# Start of Records for processing

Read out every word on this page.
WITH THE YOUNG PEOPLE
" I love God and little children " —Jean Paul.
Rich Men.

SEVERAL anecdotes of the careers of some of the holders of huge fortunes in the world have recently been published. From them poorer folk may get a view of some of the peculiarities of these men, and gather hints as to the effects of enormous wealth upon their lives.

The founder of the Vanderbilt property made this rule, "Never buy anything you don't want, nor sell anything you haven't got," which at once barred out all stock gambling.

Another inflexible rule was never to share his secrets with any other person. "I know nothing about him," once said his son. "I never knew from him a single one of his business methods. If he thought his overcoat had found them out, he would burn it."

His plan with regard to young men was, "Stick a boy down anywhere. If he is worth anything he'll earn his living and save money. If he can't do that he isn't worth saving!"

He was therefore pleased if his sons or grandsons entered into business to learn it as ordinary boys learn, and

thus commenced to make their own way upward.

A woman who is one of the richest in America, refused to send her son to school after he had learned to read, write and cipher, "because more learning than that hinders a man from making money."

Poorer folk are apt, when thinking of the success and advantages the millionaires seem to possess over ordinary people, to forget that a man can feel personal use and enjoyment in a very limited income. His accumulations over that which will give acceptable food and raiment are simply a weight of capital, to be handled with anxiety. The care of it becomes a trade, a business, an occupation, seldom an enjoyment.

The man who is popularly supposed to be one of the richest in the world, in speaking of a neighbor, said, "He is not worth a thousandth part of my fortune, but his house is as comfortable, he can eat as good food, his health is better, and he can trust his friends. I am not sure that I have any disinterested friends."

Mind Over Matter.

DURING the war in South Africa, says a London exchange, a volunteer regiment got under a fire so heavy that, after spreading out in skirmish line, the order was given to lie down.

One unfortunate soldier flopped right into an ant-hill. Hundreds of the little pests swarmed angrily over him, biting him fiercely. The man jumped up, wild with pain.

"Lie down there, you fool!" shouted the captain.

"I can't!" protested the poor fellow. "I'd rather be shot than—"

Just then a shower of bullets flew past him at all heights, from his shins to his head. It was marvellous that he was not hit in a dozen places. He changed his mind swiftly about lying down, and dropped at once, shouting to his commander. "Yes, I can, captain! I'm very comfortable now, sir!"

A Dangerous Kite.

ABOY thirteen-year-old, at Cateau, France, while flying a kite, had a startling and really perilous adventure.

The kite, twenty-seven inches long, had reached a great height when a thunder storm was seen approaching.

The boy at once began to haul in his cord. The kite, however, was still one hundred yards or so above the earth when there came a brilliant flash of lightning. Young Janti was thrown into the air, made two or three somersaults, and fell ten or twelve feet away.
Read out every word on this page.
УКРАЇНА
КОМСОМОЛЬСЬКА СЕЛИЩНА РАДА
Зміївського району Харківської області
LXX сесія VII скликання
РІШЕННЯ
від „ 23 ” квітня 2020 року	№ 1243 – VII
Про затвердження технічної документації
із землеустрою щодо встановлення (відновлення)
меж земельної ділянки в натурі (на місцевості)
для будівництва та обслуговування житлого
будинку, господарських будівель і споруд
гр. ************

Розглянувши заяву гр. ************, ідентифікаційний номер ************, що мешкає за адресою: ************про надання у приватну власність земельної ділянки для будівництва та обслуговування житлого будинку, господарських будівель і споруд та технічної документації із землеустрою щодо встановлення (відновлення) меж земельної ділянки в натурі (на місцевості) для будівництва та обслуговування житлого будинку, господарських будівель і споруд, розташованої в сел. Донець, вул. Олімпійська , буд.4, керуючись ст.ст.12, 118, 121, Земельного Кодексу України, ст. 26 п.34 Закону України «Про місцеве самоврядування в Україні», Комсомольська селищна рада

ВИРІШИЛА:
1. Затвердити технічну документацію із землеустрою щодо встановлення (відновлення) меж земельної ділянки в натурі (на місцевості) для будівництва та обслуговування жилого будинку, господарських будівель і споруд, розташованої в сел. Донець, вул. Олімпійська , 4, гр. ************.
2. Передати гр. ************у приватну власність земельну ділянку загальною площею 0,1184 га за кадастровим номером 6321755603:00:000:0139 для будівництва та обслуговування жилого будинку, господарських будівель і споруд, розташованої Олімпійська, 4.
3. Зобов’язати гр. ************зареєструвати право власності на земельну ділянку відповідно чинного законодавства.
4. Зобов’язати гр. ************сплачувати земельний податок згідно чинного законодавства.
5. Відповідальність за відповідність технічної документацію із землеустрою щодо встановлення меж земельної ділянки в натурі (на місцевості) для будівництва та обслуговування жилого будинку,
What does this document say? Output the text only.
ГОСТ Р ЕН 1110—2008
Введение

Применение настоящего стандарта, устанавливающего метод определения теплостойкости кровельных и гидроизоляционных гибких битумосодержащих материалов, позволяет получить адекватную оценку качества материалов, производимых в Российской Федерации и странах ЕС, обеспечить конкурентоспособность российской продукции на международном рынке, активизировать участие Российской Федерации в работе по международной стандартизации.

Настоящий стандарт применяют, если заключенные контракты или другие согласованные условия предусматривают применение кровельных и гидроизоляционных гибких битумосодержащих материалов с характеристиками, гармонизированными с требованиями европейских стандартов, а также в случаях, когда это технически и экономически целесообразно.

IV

# End of Records for processing

● Task description
Extract all of the data exactly as written.

● Result for this task
Read out every word on this page.
WITH THE YOUNG PEOPLE
" I love God and little children " —Jean Paul.
Rich Men.

SEVERAL anecdotes of the careers of some of the holders of huge fortunes in the world have recently been published. From them poorer folk may get a view of some of the peculiarities of these men, and gather hints as to the effects of enormous wealth upon their lives.

The founder of the Vanderbilt property made this rule, "Never buy anything you don't want, nor sell anything you haven't got," which at once barred out all stock gambling.

Another inflexible rule was never to share his secrets with any other person. "I know nothing about him," once said his son. "I never knew from him a single one of his business methods. If he thought his overcoat had found them out, he would burn it."

His plan with regard to young men was, "Stick a boy down anywhere. If he is worth anything he'll earn his living and save money. If he can't do that he isn't worth saving!"

He was therefore pleased if his sons or grandsons entered into business to learn it as ordinary boys learn, and

thus commenced to make their own way upward.

A woman who is one of the richest in America, refused to send her son to school after he had learned to read, write and cipher, "because more learning than that hinders a man from making money."

Poorer folk are apt, when thinking of the success and advantages the millionaires seem to possess over ordinary people, to forget that a man can feel personal use and enjoyment in a very limited income. His accumulations over that which will give acceptable food and raiment are simply a weight of capital, to be handled with anxiety. The care of it becomes a trade, a business, an occupation, seldom an enjoyment.

The man who is popularly supposed to be one of the richest in the world, in speaking of a neighbor, said, "He is not worth a thousandth part of my fortune, but his house is as comfortable, he can eat as good food, his health is better, and he can trust his friends. I am not sure that I have any disinterested friends."

Mind Over Matter.

DURING the war in South Africa, says a London exchange, a volunteer regiment got under a fire so heavy that, after spreading out in skirmish line, the order was given to lie down.

One unfortunate soldier flopped right into an ant-hill. Hundreds of the little pests swarmed angrily over him, biting him fiercely. The man jumped up, wild with pain.

"Lie down there, you fool!" shouted the captain.

"I can't!" protested the poor fellow. "I'd rather be shot than—"

Just then a shower of bullets flew past him at all heights, from his shins to his head. It was marvellous that he was not hit in a dozen places. He changed his mind swiftly about lying down, and dropped at once, shouting to his commander. "Yes, I can, captain! I'm very comfortable now, sir!"

A Dangerous Kite.

ABOY thirteen-year-old, at Cateau, France, while flying a kite, had a startling and really perilous adventure.

The kite, twenty-seven inches long, had reached a great height when a thunder storm was seen approaching.

The boy at once began to haul in his cord. The kite, however, was still one hundred yards or so above the earth when there came a brilliant flash of lightning. Young Janti was thrown into the air, made two or three somersaults, and fell ten or twelve feet away.
Read out every word on this page.
УКРАЇНА
КОМСОМОЛЬСЬКА СЕЛИЩНА РАДА
Зміївського району Харківської області
LXX сесія VII скликання
РІШЕННЯ
від „ 23 ” квітня 2020 року	№ 1243 – VII
Про затвердження технічної документації
із землеустрою щодо встановлення (відновлення)
меж земельної ділянки в натурі (на місцевості)
для будівництва та обслуговування житлого
будинку, господарських будівель і споруд
гр. ************

Розглянувши заяву гр. ************, ідентифікаційний номер ************, що мешкає за адресою: ************про надання у приватну власність земельної ділянки для будівництва та обслуговування житлого будинку, господарських будівель і споруд та технічної документації із землеустрою щодо встановлення (відновлення) меж земельної ділянки в натурі (на місцевості) для будівництва та обслуговування житлого будинку, господарських будівель і споруд, розташованої в сел. Донець, вул. Олімпійська , буд.4, керуючись ст.ст.12, 118, 121, Земельного Кодексу України, ст. 26 п.34 Закону України «Про місцеве самоврядування в Україні», Комсомольська селищна рада

ВИРІШИЛА:
1. Затвердити технічну документацію із землеустрою щодо встановлення (відновлення) меж земельної ділянки в натурі (на місцевості) для будівництва та обслуговування жилого будинку, господарських будівель і споруд, розташованої в сел. Донець, вул. Олімпійська , 4, гр. ************.
2. Передати гр. ************у приватну власність земельну ділянку загальною площею 0,1184 га за кадастровим номером 6321755603:00:000:0139 для будівництва та обслуговування жилого будинку, господарських будівель і споруд, розташованої Олімпійська, 4.
3. Зобов’язати гр. ************зареєструвати право власності на земельну ділянку відповідно чинного законодавства.
4. Зобов’язати гр. ************сплачувати земельний податок згідно чинного законодавства.
5. Відповідальність за відповідність технічної документацію із землеустрою щодо встановлення меж земельної ділянки в натурі (на місцевості) для будівництва та обслуговування жилого будинку,
What does this document say? Output the text only.
ГОСТ Р ЕН 1110—2008
Введение

Применение настоящего стандарта, устанавливающего метод определения теплостойкости кровельных и гидроизоляционных гибких битумосодержащих материалов, позволяет получить адекватную оценку качества материалов, производимых в Российской Федерации и странах ЕС, обеспечить конкурентоспособность российской продукции на международном рынке, активизировать участие Российской Федерации в работе по международной стандартизации.

Настоящий стандарт применяют, если заключенные контракты или другие согласованные условия предусматривают применение кровельных и гидроизоляционных гибких битумосодержащих материалов с характеристиками, гармонизированными с требованиями европейских стандартов, а также в случаях, когда это технически и экономически целесообразно.

IV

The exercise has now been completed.